What you should do | Copy the data exactly as it appears, and do not include any pictures.

Data listing |
--- START ---

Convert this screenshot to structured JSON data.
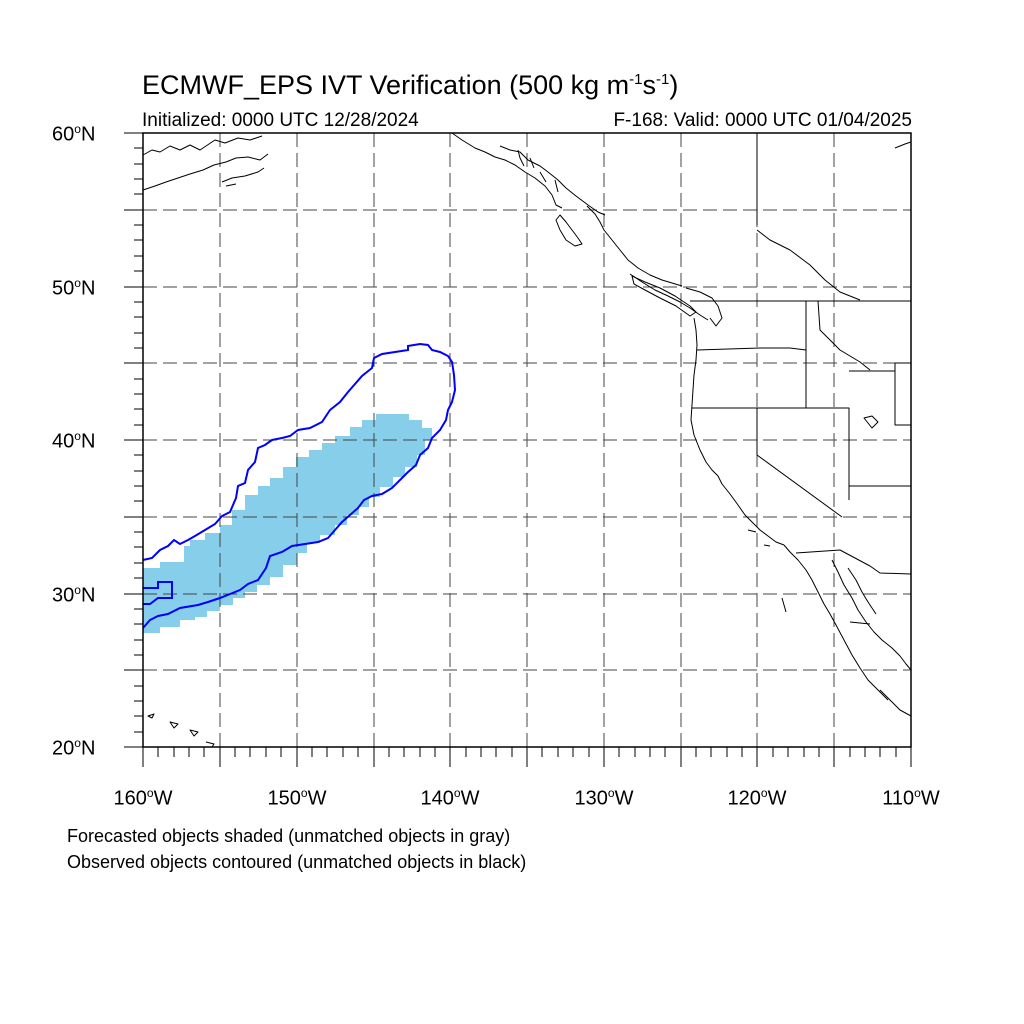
{
  "title": {
    "main_prefix": "ECMWF_EPS IVT Verification (500 kg m",
    "exp1": "-1",
    "mid": "s",
    "exp2": "-1",
    "suffix": ")"
  },
  "subtitle_left": "Initialized: 0000 UTC 12/28/2024",
  "subtitle_right": "F-168: Valid: 0000 UTC 01/04/2025",
  "degree_symbol": "o",
  "lat_labels": [
    {
      "num": "60",
      "hem": "N"
    },
    {
      "num": "50",
      "hem": "N"
    },
    {
      "num": "40",
      "hem": "N"
    },
    {
      "num": "30",
      "hem": "N"
    },
    {
      "num": "20",
      "hem": "N"
    }
  ],
  "lon_labels": [
    {
      "num": "160",
      "hem": "W"
    },
    {
      "num": "150",
      "hem": "W"
    },
    {
      "num": "140",
      "hem": "W"
    },
    {
      "num": "130",
      "hem": "W"
    },
    {
      "num": "120",
      "hem": "W"
    },
    {
      "num": "110",
      "hem": "W"
    }
  ],
  "notes": {
    "forecast": "Forecasted objects shaded (unmatched objects in gray)",
    "observed": "Observed objects contoured (unmatched objects in black)"
  },
  "colors": {
    "forecast_fill": "#87ceeb",
    "observed_contour": "#0000ff",
    "coastline": "#000000",
    "grid": "#444444"
  },
  "map_extent": {
    "lon_min": -160,
    "lon_max": -110,
    "lat_min": 20,
    "lat_max": 60
  }
}
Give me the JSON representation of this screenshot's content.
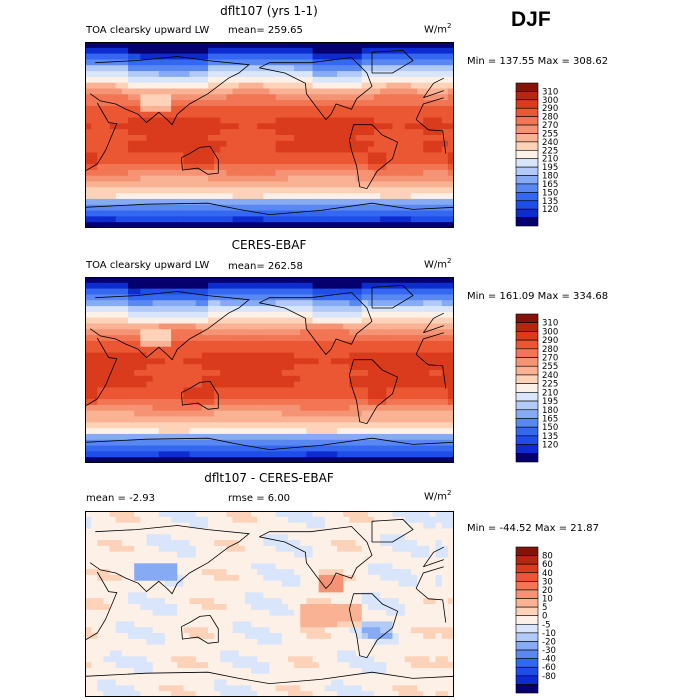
{
  "season": "DJF",
  "colors": {
    "abs": [
      "#05006e",
      "#0d2ccf",
      "#1e4de8",
      "#3568f0",
      "#5a88f2",
      "#87aaf4",
      "#b2caf7",
      "#d8e5fa",
      "#fdf0e6",
      "#fcd2b8",
      "#f9b394",
      "#f59474",
      "#f27554",
      "#ec5733",
      "#d93b1c",
      "#b32812",
      "#86130a"
    ],
    "diff": [
      "#05006e",
      "#0d2ccf",
      "#1e4de8",
      "#3568f0",
      "#5a88f2",
      "#87aaf4",
      "#b2caf7",
      "#d8e5fa",
      "#fdf0e6",
      "#fcd2b8",
      "#f9b394",
      "#f59474",
      "#f27554",
      "#ec5733",
      "#d93b1c",
      "#b32812",
      "#86130a"
    ]
  },
  "panels": [
    {
      "id": "model",
      "title": "dflt107 (yrs 1-1)",
      "var_label": "TOA clearsky upward LW",
      "mean_text": "mean= 259.65",
      "units": "W/m",
      "units_sup": "2",
      "stats": "Min = 137.55 Max = 308.62"
    },
    {
      "id": "obs",
      "title": "CERES-EBAF",
      "var_label": "TOA clearsky upward LW",
      "mean_text": "mean= 262.58",
      "units": "W/m",
      "units_sup": "2",
      "stats": "Min = 161.09 Max = 334.68"
    },
    {
      "id": "diff",
      "title": "dflt107 - CERES-EBAF",
      "mean_text": "mean =   -2.93",
      "rmse_text": "rmse =    6.00",
      "units": "W/m",
      "units_sup": "2",
      "stats": "Min = -44.52 Max =  21.87"
    }
  ],
  "chart_data": [
    {
      "type": "heatmap",
      "title": "dflt107 (yrs 1-1)",
      "subtitle": "TOA clearsky upward LW",
      "mean": 259.65,
      "min": 137.55,
      "max": 308.62,
      "units": "W/m2",
      "colorbar_levels": [
        "310",
        "300",
        "290",
        "280",
        "270",
        "255",
        "240",
        "225",
        "210",
        "195",
        "180",
        "165",
        "150",
        "135",
        "120"
      ]
    },
    {
      "type": "heatmap",
      "title": "CERES-EBAF",
      "subtitle": "TOA clearsky upward LW",
      "mean": 262.58,
      "min": 161.09,
      "max": 334.68,
      "units": "W/m2",
      "colorbar_levels": [
        "310",
        "300",
        "290",
        "280",
        "270",
        "255",
        "240",
        "225",
        "210",
        "195",
        "180",
        "165",
        "150",
        "135",
        "120"
      ]
    },
    {
      "type": "heatmap",
      "title": "dflt107 - CERES-EBAF",
      "mean": -2.93,
      "rmse": 6.0,
      "min": -44.52,
      "max": 21.87,
      "units": "W/m2",
      "colorbar_levels": [
        "80",
        "60",
        "40",
        "30",
        "20",
        "10",
        "5",
        "0",
        "-5",
        "-10",
        "-20",
        "-30",
        "-40",
        "-60",
        "-80"
      ]
    }
  ]
}
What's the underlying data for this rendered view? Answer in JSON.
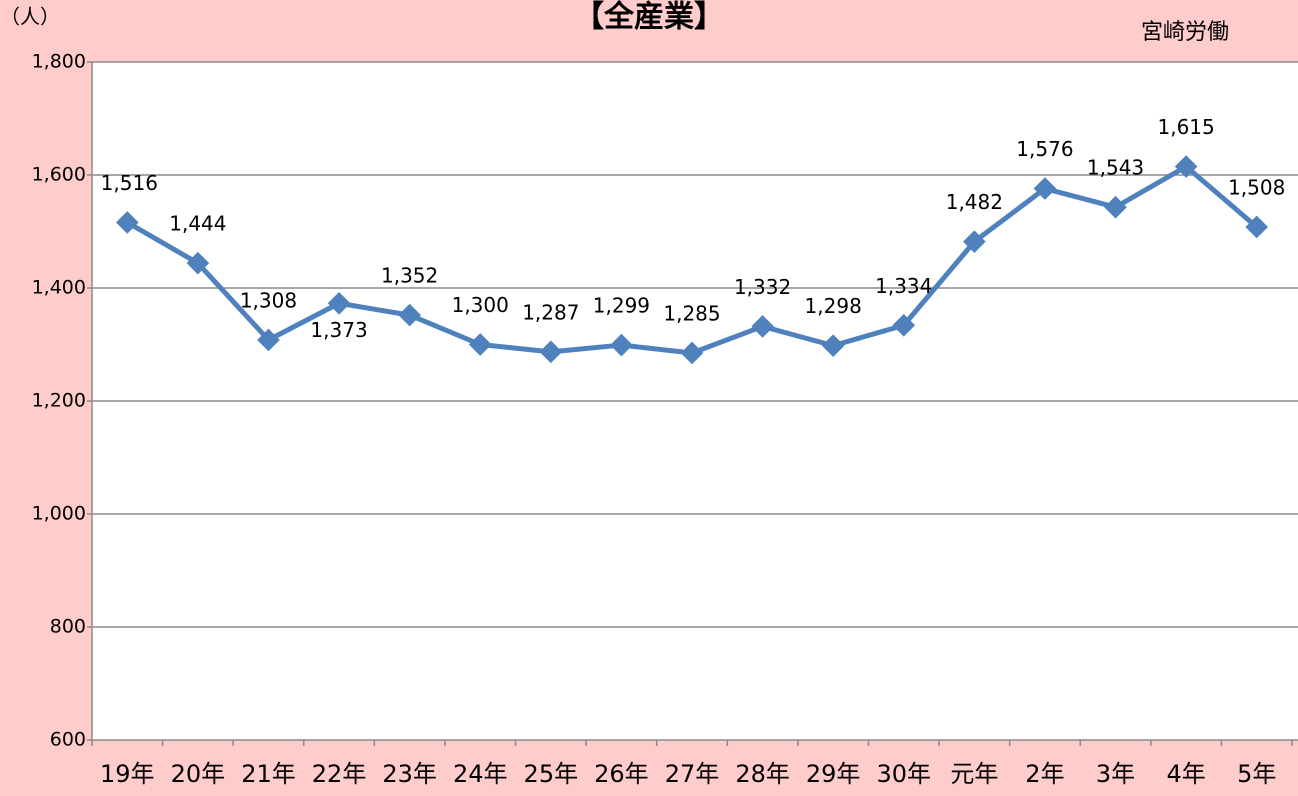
{
  "chart_data": {
    "type": "line",
    "title": "【全産業】",
    "y_unit": "（人）",
    "annotation": "宮崎労働",
    "categories": [
      "19年",
      "20年",
      "21年",
      "22年",
      "23年",
      "24年",
      "25年",
      "26年",
      "27年",
      "28年",
      "29年",
      "30年",
      "元年",
      "2年",
      "3年",
      "4年",
      "5年"
    ],
    "series": [
      {
        "name": "全産業",
        "color": "#4f81bd",
        "values": [
          1516,
          1444,
          1308,
          1373,
          1352,
          1300,
          1287,
          1299,
          1285,
          1332,
          1298,
          1334,
          1482,
          1576,
          1543,
          1615,
          1508
        ],
        "value_labels": [
          "1,516",
          "1,444",
          "1,308",
          "1,373",
          "1,352",
          "1,300",
          "1,287",
          "1,299",
          "1,285",
          "1,332",
          "1,298",
          "1,334",
          "1,482",
          "1,576",
          "1,543",
          "1,615",
          "1,508"
        ]
      }
    ],
    "ylim": [
      600,
      1800
    ],
    "yticks": [
      600,
      800,
      {
        "value": 1000,
        "label": "1,000"
      },
      {
        "value": 1200,
        "label": "1,200"
      },
      {
        "value": 1400,
        "label": "1,400"
      },
      {
        "value": 1600,
        "label": "1,600"
      },
      {
        "value": 1800,
        "label": "1,800"
      }
    ],
    "grid": true,
    "legend": false
  }
}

--- END ---

Answer to the problem |
Convert this screenshot to structured JSON data.
{
  "title": {
    "main_prefix": "ECMWF_EPS IVT Verification (500 kg m",
    "exp1": "-1",
    "mid": "s",
    "exp2": "-1",
    "suffix": ")"
  },
  "subtitle_left": "Initialized: 0000 UTC 12/28/2024",
  "subtitle_right": "F-168: Valid: 0000 UTC 01/04/2025",
  "degree_symbol": "o",
  "lat_labels": [
    {
      "num": "60",
      "hem": "N"
    },
    {
      "num": "50",
      "hem": "N"
    },
    {
      "num": "40",
      "hem": "N"
    },
    {
      "num": "30",
      "hem": "N"
    },
    {
      "num": "20",
      "hem": "N"
    }
  ],
  "lon_labels": [
    {
      "num": "160",
      "hem": "W"
    },
    {
      "num": "150",
      "hem": "W"
    },
    {
      "num": "140",
      "hem": "W"
    },
    {
      "num": "130",
      "hem": "W"
    },
    {
      "num": "120",
      "hem": "W"
    },
    {
      "num": "110",
      "hem": "W"
    }
  ],
  "notes": {
    "forecast": "Forecasted objects shaded (unmatched objects in gray)",
    "observed": "Observed objects contoured (unmatched objects in black)"
  },
  "colors": {
    "forecast_fill": "#87ceeb",
    "observed_contour": "#0000ff",
    "coastline": "#000000",
    "grid": "#444444"
  },
  "map_extent": {
    "lon_min": -160,
    "lon_max": -110,
    "lat_min": 20,
    "lat_max": 60
  }
}
Give me the JSON representation of this screenshot's content.
{
  "season": "DJF",
  "colors": {
    "abs": [
      "#05006e",
      "#0d2ccf",
      "#1e4de8",
      "#3568f0",
      "#5a88f2",
      "#87aaf4",
      "#b2caf7",
      "#d8e5fa",
      "#fdf0e6",
      "#fcd2b8",
      "#f9b394",
      "#f59474",
      "#f27554",
      "#ec5733",
      "#d93b1c",
      "#b32812",
      "#86130a"
    ],
    "diff": [
      "#05006e",
      "#0d2ccf",
      "#1e4de8",
      "#3568f0",
      "#5a88f2",
      "#87aaf4",
      "#b2caf7",
      "#d8e5fa",
      "#fdf0e6",
      "#fcd2b8",
      "#f9b394",
      "#f59474",
      "#f27554",
      "#ec5733",
      "#d93b1c",
      "#b32812",
      "#86130a"
    ]
  },
  "panels": [
    {
      "id": "model",
      "title": "dflt107 (yrs 1-1)",
      "var_label": "TOA clearsky upward LW",
      "mean_text": "mean= 259.65",
      "units": "W/m",
      "units_sup": "2",
      "stats": "Min = 137.55 Max = 308.62"
    },
    {
      "id": "obs",
      "title": "CERES-EBAF",
      "var_label": "TOA clearsky upward LW",
      "mean_text": "mean= 262.58",
      "units": "W/m",
      "units_sup": "2",
      "stats": "Min = 161.09 Max = 334.68"
    },
    {
      "id": "diff",
      "title": "dflt107 - CERES-EBAF",
      "mean_text": "mean =   -2.93",
      "rmse_text": "rmse =    6.00",
      "units": "W/m",
      "units_sup": "2",
      "stats": "Min = -44.52 Max =  21.87"
    }
  ],
  "chart_data": [
    {
      "type": "heatmap",
      "title": "dflt107 (yrs 1-1)",
      "subtitle": "TOA clearsky upward LW",
      "mean": 259.65,
      "min": 137.55,
      "max": 308.62,
      "units": "W/m2",
      "colorbar_levels": [
        "310",
        "300",
        "290",
        "280",
        "270",
        "255",
        "240",
        "225",
        "210",
        "195",
        "180",
        "165",
        "150",
        "135",
        "120"
      ]
    },
    {
      "type": "heatmap",
      "title": "CERES-EBAF",
      "subtitle": "TOA clearsky upward LW",
      "mean": 262.58,
      "min": 161.09,
      "max": 334.68,
      "units": "W/m2",
      "colorbar_levels": [
        "310",
        "300",
        "290",
        "280",
        "270",
        "255",
        "240",
        "225",
        "210",
        "195",
        "180",
        "165",
        "150",
        "135",
        "120"
      ]
    },
    {
      "type": "heatmap",
      "title": "dflt107 - CERES-EBAF",
      "mean": -2.93,
      "rmse": 6.0,
      "min": -44.52,
      "max": 21.87,
      "units": "W/m2",
      "colorbar_levels": [
        "80",
        "60",
        "40",
        "30",
        "20",
        "10",
        "5",
        "0",
        "-5",
        "-10",
        "-20",
        "-30",
        "-40",
        "-60",
        "-80"
      ]
    }
  ]
}
What's the underlying data for this rendered view? Answer in JSON.
{
  "chart_data": {
    "type": "line",
    "title": "【全産業】",
    "y_unit": "（人）",
    "annotation": "宮崎労働",
    "categories": [
      "19年",
      "20年",
      "21年",
      "22年",
      "23年",
      "24年",
      "25年",
      "26年",
      "27年",
      "28年",
      "29年",
      "30年",
      "元年",
      "2年",
      "3年",
      "4年",
      "5年"
    ],
    "series": [
      {
        "name": "全産業",
        "color": "#4f81bd",
        "values": [
          1516,
          1444,
          1308,
          1373,
          1352,
          1300,
          1287,
          1299,
          1285,
          1332,
          1298,
          1334,
          1482,
          1576,
          1543,
          1615,
          1508
        ],
        "value_labels": [
          "1,516",
          "1,444",
          "1,308",
          "1,373",
          "1,352",
          "1,300",
          "1,287",
          "1,299",
          "1,285",
          "1,332",
          "1,298",
          "1,334",
          "1,482",
          "1,576",
          "1,543",
          "1,615",
          "1,508"
        ]
      }
    ],
    "ylim": [
      600,
      1800
    ],
    "yticks": [
      600,
      800,
      {
        "value": 1000,
        "label": "1,000"
      },
      {
        "value": 1200,
        "label": "1,200"
      },
      {
        "value": 1400,
        "label": "1,400"
      },
      {
        "value": 1600,
        "label": "1,600"
      },
      {
        "value": 1800,
        "label": "1,800"
      }
    ],
    "grid": true,
    "legend": false
  }
}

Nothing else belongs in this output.